• [Records of where elements appear]
........
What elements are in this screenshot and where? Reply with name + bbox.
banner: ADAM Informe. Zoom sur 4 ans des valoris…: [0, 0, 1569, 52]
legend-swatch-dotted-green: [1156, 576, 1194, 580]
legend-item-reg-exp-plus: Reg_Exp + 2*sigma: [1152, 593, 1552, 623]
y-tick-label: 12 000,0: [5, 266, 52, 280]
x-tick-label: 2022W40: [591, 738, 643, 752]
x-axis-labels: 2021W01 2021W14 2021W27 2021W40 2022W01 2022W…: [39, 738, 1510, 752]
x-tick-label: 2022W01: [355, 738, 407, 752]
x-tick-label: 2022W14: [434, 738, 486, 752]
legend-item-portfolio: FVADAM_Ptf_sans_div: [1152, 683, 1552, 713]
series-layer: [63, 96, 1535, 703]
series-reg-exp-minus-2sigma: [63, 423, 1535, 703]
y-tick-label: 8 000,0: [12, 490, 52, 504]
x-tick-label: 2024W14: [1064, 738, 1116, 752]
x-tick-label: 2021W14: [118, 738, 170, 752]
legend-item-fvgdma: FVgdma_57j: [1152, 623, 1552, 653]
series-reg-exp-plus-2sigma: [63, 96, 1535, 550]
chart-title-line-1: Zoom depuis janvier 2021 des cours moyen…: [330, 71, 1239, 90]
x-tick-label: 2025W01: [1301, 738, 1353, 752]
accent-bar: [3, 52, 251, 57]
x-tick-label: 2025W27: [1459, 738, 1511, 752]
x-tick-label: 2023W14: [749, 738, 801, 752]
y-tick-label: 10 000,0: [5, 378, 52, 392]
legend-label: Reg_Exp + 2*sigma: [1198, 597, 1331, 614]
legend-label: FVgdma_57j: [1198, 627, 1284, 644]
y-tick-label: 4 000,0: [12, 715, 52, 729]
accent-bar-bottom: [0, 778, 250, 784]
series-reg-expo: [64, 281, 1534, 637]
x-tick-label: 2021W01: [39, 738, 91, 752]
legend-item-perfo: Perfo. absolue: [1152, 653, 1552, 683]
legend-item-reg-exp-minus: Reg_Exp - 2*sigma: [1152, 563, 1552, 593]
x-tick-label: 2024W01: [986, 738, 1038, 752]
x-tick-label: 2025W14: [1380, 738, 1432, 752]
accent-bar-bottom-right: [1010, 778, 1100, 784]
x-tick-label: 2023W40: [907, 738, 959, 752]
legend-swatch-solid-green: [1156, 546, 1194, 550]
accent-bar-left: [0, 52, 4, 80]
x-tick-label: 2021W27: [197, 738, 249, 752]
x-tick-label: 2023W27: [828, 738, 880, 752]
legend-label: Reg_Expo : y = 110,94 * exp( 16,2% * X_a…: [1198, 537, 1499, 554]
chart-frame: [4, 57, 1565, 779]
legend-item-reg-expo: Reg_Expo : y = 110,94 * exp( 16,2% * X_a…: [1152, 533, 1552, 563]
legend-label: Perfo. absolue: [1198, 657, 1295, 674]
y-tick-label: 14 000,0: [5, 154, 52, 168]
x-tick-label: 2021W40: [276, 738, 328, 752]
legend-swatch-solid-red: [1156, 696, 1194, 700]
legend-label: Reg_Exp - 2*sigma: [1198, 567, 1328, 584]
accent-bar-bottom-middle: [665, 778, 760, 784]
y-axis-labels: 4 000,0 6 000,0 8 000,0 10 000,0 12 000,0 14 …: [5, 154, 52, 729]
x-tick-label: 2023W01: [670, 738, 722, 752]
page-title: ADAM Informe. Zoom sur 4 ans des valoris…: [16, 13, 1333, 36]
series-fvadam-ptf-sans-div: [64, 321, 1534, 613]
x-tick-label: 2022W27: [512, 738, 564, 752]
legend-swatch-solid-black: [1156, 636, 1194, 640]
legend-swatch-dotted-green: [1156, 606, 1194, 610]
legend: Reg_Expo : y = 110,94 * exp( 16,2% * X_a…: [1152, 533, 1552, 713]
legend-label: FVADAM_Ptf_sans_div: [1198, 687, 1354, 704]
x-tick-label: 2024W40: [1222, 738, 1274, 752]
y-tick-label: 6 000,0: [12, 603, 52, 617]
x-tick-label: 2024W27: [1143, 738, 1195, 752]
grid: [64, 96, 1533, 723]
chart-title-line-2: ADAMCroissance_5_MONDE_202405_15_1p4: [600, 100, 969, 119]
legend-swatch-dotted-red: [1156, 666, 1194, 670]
........
• [TASK INSTRUCTIONS] Copy the material word for word, from its first line down through the line containing "accent-bar-bottom-right: [1010, 778, 1100, 784]". Include both of those lines.

• [SOLUTION FOR THIS TASK]
What elements are in this screenshot and where? Reply with name + bbox.
banner: ADAM Informe. Zoom sur 4 ans des valoris…: [0, 0, 1569, 52]
legend-swatch-dotted-green: [1156, 576, 1194, 580]
legend-item-reg-exp-plus: Reg_Exp + 2*sigma: [1152, 593, 1552, 623]
y-tick-label: 12 000,0: [5, 266, 52, 280]
x-tick-label: 2022W40: [591, 738, 643, 752]
x-axis-labels: 2021W01 2021W14 2021W27 2021W40 2022W01 2022W…: [39, 738, 1510, 752]
x-tick-label: 2022W01: [355, 738, 407, 752]
x-tick-label: 2022W14: [434, 738, 486, 752]
legend-item-portfolio: FVADAM_Ptf_sans_div: [1152, 683, 1552, 713]
series-layer: [63, 96, 1535, 703]
series-reg-exp-minus-2sigma: [63, 423, 1535, 703]
y-tick-label: 8 000,0: [12, 490, 52, 504]
x-tick-label: 2024W14: [1064, 738, 1116, 752]
x-tick-label: 2021W14: [118, 738, 170, 752]
legend-item-fvgdma: FVgdma_57j: [1152, 623, 1552, 653]
series-reg-exp-plus-2sigma: [63, 96, 1535, 550]
chart-title-line-1: Zoom depuis janvier 2021 des cours moyen…: [330, 71, 1239, 90]
x-tick-label: 2025W01: [1301, 738, 1353, 752]
accent-bar: [3, 52, 251, 57]
x-tick-label: 2025W27: [1459, 738, 1511, 752]
x-tick-label: 2023W14: [749, 738, 801, 752]
y-tick-label: 10 000,0: [5, 378, 52, 392]
legend-label: Reg_Exp + 2*sigma: [1198, 597, 1331, 614]
legend-label: FVgdma_57j: [1198, 627, 1284, 644]
y-tick-label: 4 000,0: [12, 715, 52, 729]
accent-bar-bottom: [0, 778, 250, 784]
series-reg-expo: [64, 281, 1534, 637]
x-tick-label: 2021W01: [39, 738, 91, 752]
legend-item-perfo: Perfo. absolue: [1152, 653, 1552, 683]
legend-item-reg-exp-minus: Reg_Exp - 2*sigma: [1152, 563, 1552, 593]
x-tick-label: 2024W01: [986, 738, 1038, 752]
x-tick-label: 2025W14: [1380, 738, 1432, 752]
accent-bar-bottom-right: [1010, 778, 1100, 784]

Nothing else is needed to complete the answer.